Record list »
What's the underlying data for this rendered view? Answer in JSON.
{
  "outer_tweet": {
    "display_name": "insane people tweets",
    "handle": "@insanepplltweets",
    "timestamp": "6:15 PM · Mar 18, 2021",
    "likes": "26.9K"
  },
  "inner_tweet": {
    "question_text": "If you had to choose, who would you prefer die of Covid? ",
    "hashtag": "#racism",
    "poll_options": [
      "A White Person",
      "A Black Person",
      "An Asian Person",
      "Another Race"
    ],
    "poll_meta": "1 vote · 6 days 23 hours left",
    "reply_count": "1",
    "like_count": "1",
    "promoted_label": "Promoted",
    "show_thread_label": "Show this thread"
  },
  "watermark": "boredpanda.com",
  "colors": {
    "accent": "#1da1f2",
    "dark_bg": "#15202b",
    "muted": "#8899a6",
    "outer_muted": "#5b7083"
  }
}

What the task asks » From the data above, gather every line that includes the word "Person".

Solution »
      "A White Person",
      "A Black Person",
      "An Asian Person",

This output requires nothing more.